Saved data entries
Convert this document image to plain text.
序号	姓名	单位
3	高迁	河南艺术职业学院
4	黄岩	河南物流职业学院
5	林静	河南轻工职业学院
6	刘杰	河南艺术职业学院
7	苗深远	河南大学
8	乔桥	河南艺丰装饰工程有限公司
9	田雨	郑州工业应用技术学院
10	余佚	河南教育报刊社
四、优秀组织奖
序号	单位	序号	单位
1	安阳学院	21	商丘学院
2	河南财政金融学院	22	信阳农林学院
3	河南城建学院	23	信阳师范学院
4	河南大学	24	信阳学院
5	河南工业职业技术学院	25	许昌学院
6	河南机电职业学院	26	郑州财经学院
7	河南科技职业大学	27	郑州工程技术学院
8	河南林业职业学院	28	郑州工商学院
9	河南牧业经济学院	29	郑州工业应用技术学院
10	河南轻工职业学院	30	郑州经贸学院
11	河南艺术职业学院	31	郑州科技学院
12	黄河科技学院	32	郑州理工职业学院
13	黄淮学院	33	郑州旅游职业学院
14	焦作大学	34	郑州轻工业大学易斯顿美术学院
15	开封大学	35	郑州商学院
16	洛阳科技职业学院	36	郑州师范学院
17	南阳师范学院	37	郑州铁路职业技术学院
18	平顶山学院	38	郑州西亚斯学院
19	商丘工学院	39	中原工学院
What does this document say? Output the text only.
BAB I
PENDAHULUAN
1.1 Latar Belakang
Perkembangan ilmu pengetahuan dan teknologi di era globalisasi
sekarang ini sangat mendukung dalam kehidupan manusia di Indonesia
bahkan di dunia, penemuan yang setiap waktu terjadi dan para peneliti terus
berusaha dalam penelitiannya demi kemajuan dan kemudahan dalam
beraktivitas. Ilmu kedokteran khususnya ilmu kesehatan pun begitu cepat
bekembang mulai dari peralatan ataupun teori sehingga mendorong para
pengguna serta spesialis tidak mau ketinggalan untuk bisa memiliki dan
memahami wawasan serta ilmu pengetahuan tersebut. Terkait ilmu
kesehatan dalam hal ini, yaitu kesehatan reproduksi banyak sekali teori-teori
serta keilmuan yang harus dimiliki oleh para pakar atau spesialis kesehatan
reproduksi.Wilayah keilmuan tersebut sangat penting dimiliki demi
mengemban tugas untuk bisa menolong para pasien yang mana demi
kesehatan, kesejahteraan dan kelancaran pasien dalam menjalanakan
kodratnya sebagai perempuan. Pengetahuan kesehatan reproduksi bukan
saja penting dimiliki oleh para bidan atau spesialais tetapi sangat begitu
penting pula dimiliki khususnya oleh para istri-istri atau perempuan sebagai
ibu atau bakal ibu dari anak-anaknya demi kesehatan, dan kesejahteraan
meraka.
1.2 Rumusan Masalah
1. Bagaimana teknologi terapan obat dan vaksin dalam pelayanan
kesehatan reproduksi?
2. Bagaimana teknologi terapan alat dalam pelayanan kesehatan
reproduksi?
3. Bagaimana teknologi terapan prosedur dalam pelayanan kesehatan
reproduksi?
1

- WRITTEN EXERCISE -
Where a line in the entries holds "河南艺术职业学院", copy that line.

- TASK RESPONSE -
3	高迁	河南艺术职业学院
6	刘杰	河南艺术职业学院
11	河南艺术职业学院	31	郑州科技学院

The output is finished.